PROBLEM TO SOLVE – Select all lines with the string "this" in them, and copy those lines.

Dataset items
— start —

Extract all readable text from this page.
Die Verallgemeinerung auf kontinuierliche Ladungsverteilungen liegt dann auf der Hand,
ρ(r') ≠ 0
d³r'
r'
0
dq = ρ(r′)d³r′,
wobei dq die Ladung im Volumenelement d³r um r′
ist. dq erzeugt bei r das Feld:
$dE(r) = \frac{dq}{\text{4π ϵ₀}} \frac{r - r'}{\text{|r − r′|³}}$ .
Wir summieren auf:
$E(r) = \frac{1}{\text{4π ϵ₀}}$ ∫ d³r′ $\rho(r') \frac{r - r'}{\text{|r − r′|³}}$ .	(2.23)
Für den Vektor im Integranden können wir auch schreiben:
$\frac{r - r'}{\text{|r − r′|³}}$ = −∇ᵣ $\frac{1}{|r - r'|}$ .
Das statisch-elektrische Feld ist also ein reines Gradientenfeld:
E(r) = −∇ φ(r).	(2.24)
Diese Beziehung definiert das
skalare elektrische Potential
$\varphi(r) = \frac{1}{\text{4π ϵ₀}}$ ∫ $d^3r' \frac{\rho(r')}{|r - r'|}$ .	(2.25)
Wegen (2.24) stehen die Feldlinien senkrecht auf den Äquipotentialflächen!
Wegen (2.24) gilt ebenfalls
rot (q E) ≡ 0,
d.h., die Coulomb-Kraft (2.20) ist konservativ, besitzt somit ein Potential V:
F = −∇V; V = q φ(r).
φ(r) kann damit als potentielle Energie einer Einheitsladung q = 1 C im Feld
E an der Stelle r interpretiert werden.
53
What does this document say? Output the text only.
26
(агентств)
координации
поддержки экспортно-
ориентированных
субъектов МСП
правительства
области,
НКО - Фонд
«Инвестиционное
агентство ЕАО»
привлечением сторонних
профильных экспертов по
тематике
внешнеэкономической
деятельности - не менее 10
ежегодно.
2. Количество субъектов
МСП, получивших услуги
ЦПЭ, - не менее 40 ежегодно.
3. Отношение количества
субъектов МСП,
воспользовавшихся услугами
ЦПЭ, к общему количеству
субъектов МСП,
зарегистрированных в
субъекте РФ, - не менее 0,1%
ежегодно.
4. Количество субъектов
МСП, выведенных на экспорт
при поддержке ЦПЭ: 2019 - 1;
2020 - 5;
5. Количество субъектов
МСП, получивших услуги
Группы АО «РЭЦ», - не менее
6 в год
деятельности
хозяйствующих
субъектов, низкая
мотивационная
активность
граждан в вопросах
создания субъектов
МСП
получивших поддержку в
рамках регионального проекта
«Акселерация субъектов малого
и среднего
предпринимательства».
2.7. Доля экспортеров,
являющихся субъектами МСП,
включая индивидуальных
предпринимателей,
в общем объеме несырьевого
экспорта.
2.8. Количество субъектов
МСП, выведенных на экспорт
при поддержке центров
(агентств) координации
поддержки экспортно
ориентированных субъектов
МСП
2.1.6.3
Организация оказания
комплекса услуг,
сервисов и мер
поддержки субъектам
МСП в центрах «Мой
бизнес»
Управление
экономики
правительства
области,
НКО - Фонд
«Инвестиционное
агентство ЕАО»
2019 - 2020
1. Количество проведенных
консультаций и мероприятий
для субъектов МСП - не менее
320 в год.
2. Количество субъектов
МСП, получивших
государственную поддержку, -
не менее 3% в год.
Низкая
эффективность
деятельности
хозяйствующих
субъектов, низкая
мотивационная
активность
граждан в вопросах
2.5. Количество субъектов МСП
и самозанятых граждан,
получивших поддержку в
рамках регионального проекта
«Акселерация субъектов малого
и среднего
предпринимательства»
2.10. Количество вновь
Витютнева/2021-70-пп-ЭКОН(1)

— end —

RESPONSE –
Extract all readable text from this page.
What does this document say? Output the text only.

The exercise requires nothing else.